TASK | Retype all of the data exactly as given.

Data entries for graphics:
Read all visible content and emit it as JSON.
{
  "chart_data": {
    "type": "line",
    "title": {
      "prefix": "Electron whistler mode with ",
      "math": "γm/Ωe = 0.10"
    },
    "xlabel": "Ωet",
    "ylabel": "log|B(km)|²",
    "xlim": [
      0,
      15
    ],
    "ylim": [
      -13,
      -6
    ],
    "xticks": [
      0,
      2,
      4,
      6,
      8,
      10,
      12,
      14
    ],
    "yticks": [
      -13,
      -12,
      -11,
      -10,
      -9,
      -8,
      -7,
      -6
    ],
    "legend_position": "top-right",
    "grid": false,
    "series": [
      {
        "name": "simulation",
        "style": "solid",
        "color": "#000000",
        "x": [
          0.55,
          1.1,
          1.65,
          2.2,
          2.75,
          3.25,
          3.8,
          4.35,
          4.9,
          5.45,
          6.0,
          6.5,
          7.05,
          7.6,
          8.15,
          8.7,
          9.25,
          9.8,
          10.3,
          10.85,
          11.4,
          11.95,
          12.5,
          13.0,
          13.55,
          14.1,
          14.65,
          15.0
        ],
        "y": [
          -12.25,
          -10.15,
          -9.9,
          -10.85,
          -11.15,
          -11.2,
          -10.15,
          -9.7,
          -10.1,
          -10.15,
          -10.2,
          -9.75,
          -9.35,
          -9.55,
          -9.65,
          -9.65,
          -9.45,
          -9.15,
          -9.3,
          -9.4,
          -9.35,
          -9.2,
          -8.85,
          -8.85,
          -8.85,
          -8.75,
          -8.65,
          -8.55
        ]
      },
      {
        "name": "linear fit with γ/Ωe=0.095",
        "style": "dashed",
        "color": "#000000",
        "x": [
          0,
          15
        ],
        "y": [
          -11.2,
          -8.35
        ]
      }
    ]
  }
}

THE COMPLETED TASK |
Read all visible content and emit it as JSON.
{
  "chart_data": {
    "type": "line",
    "title": {
      "prefix": "Electron whistler mode with ",
      "math": "γm/Ωe = 0.10"
    },
    "xlabel": "Ωet",
    "ylabel": "log|B(km)|²",
    "xlim": [
      0,
      15
    ],
    "ylim": [
      -13,
      -6
    ],
    "xticks": [
      0,
      2,
      4,
      6,
      8,
      10,
      12,
      14
    ],
    "yticks": [
      -13,
      -12,
      -11,
      -10,
      -9,
      -8,
      -7,
      -6
    ],
    "legend_position": "top-right",
    "grid": false,
    "series": [
      {
        "name": "simulation",
        "style": "solid",
        "color": "#000000",
        "x": [
          0.55,
          1.1,
          1.65,
          2.2,
          2.75,
          3.25,
          3.8,
          4.35,
          4.9,
          5.45,
          6.0,
          6.5,
          7.05,
          7.6,
          8.15,
          8.7,
          9.25,
          9.8,
          10.3,
          10.85,
          11.4,
          11.95,
          12.5,
          13.0,
          13.55,
          14.1,
          14.65,
          15.0
        ],
        "y": [
          -12.25,
          -10.15,
          -9.9,
          -10.85,
          -11.15,
          -11.2,
          -10.15,
          -9.7,
          -10.1,
          -10.15,
          -10.2,
          -9.75,
          -9.35,
          -9.55,
          -9.65,
          -9.65,
          -9.45,
          -9.15,
          -9.3,
          -9.4,
          -9.35,
          -9.2,
          -8.85,
          -8.85,
          -8.85,
          -8.75,
          -8.65,
          -8.55
        ]
      },
      {
        "name": "linear fit with γ/Ωe=0.095",
        "style": "dashed",
        "color": "#000000",
        "x": [
          0,
          15
        ],
        "y": [
          -11.2,
          -8.35
        ]
      }
    ]
  }
}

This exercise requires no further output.